**REQUIRED WORK:** Each entry must be given again exactly; images do not belong in the copy.

**SOURCE DATA:**
··········

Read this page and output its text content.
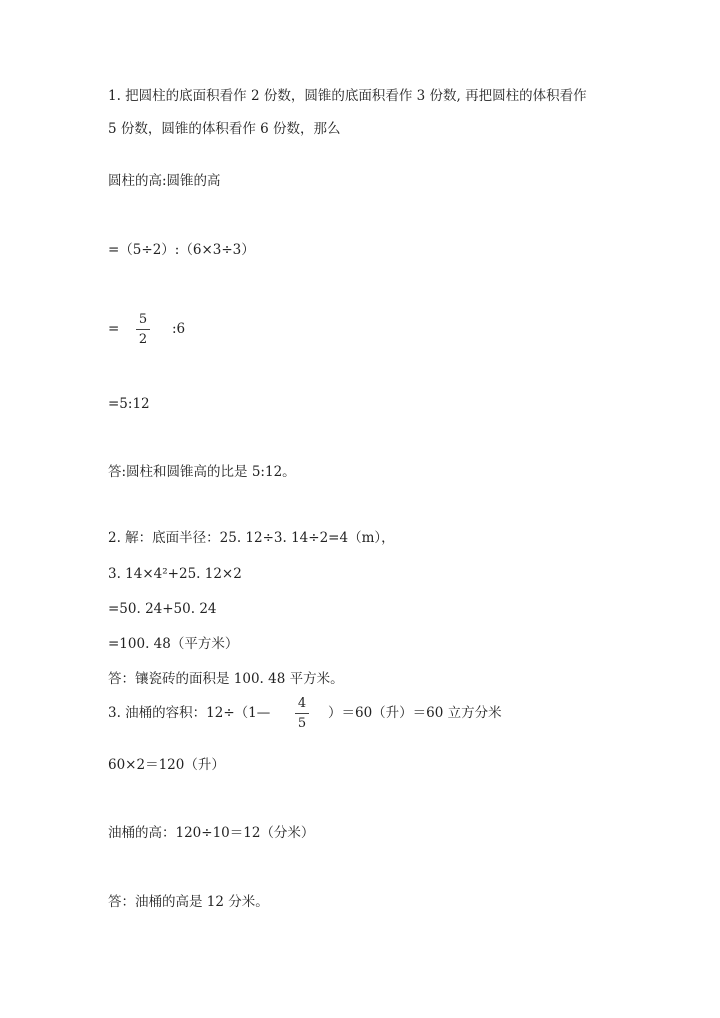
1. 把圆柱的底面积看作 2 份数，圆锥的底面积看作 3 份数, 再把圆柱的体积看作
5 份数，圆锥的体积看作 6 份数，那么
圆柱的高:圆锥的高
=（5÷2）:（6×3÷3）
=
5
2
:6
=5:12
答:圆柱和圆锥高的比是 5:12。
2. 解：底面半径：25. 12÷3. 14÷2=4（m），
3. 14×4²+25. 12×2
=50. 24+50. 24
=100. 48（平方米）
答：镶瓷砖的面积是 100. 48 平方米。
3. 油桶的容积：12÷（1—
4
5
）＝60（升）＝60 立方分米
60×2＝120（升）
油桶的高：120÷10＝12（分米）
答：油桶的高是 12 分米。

··········

**SOLUTION FOR THIS EXERCISE:**
Read this page and output its text content.
1. 把圆柱的底面积看作 2 份数，圆锥的底面积看作 3 份数, 再把圆柱的体积看作
5 份数，圆锥的体积看作 6 份数，那么
圆柱的高:圆锥的高
=（5÷2）:（6×3÷3）
=
5
2
:6
=5:12
答:圆柱和圆锥高的比是 5:12。
2. 解：底面半径：25. 12÷3. 14÷2=4（m），
3. 14×4²+25. 12×2
=50. 24+50. 24
=100. 48（平方米）
答：镶瓷砖的面积是 100. 48 平方米。
3. 油桶的容积：12÷（1—
4
5
）＝60（升）＝60 立方分米
60×2＝120（升）
油桶的高：120÷10＝12（分米）
答：油桶的高是 12 分米。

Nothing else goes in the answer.